## Exercise details
Copy all the material that follows, keeping every character the same.
===
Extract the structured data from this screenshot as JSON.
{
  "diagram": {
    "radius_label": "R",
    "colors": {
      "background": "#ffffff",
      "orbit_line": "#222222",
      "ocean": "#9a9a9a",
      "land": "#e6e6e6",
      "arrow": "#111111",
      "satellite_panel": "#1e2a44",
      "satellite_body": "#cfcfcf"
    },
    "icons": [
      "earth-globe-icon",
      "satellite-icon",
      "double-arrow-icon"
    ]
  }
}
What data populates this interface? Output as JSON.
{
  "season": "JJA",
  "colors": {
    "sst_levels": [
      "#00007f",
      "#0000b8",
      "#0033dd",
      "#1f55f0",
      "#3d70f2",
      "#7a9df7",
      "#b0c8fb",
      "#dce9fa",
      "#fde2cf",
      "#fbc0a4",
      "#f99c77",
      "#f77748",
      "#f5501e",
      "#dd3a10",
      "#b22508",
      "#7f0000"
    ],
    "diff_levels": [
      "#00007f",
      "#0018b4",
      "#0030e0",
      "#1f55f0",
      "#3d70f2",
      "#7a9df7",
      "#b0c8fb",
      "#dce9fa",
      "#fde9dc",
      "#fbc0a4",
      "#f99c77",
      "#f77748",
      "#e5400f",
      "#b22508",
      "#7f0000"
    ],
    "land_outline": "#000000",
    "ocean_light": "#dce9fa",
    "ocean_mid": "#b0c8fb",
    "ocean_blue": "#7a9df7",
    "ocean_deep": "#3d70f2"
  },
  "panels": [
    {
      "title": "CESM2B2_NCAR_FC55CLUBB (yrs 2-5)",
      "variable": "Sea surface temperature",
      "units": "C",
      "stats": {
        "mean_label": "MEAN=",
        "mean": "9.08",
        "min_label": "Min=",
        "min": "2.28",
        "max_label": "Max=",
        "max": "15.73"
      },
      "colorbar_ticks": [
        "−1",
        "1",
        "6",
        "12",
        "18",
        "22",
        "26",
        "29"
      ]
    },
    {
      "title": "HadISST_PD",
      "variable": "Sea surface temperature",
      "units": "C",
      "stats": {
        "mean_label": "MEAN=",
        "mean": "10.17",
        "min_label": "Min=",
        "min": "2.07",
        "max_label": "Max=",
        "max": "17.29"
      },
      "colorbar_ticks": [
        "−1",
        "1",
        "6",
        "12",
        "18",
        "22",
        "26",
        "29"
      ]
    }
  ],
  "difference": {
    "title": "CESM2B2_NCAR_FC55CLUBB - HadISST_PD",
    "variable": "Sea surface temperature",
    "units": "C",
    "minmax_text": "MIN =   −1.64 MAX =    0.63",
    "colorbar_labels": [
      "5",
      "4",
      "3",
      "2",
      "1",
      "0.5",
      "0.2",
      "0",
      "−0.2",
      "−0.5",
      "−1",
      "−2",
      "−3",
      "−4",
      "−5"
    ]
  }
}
===
## Result of the task
Extract the structured data from this screenshot as JSON.
{
  "diagram": {
    "radius_label": "R",
    "colors": {
      "background": "#ffffff",
      "orbit_line": "#222222",
      "ocean": "#9a9a9a",
      "land": "#e6e6e6",
      "arrow": "#111111",
      "satellite_panel": "#1e2a44",
      "satellite_body": "#cfcfcf"
    },
    "icons": [
      "earth-globe-icon",
      "satellite-icon",
      "double-arrow-icon"
    ]
  }
}
What data populates this interface? Output as JSON.
{
  "season": "JJA",
  "colors": {
    "sst_levels": [
      "#00007f",
      "#0000b8",
      "#0033dd",
      "#1f55f0",
      "#3d70f2",
      "#7a9df7",
      "#b0c8fb",
      "#dce9fa",
      "#fde2cf",
      "#fbc0a4",
      "#f99c77",
      "#f77748",
      "#f5501e",
      "#dd3a10",
      "#b22508",
      "#7f0000"
    ],
    "diff_levels": [
      "#00007f",
      "#0018b4",
      "#0030e0",
      "#1f55f0",
      "#3d70f2",
      "#7a9df7",
      "#b0c8fb",
      "#dce9fa",
      "#fde9dc",
      "#fbc0a4",
      "#f99c77",
      "#f77748",
      "#e5400f",
      "#b22508",
      "#7f0000"
    ],
    "land_outline": "#000000",
    "ocean_light": "#dce9fa",
    "ocean_mid": "#b0c8fb",
    "ocean_blue": "#7a9df7",
    "ocean_deep": "#3d70f2"
  },
  "panels": [
    {
      "title": "CESM2B2_NCAR_FC55CLUBB (yrs 2-5)",
      "variable": "Sea surface temperature",
      "units": "C",
      "stats": {
        "mean_label": "MEAN=",
        "mean": "9.08",
        "min_label": "Min=",
        "min": "2.28",
        "max_label": "Max=",
        "max": "15.73"
      },
      "colorbar_ticks": [
        "−1",
        "1",
        "6",
        "12",
        "18",
        "22",
        "26",
        "29"
      ]
    },
    {
      "title": "HadISST_PD",
      "variable": "Sea surface temperature",
      "units": "C",
      "stats": {
        "mean_label": "MEAN=",
        "mean": "10.17",
        "min_label": "Min=",
        "min": "2.07",
        "max_label": "Max=",
        "max": "17.29"
      },
      "colorbar_ticks": [
        "−1",
        "1",
        "6",
        "12",
        "18",
        "22",
        "26",
        "29"
      ]
    }
  ],
  "difference": {
    "title": "CESM2B2_NCAR_FC55CLUBB - HadISST_PD",
    "variable": "Sea surface temperature",
    "units": "C",
    "minmax_text": "MIN =   −1.64 MAX =    0.63",
    "colorbar_labels": [
      "5",
      "4",
      "3",
      "2",
      "1",
      "0.5",
      "0.2",
      "0",
      "−0.2",
      "−0.5",
      "−1",
      "−2",
      "−3",
      "−4",
      "−5"
    ]
  }
}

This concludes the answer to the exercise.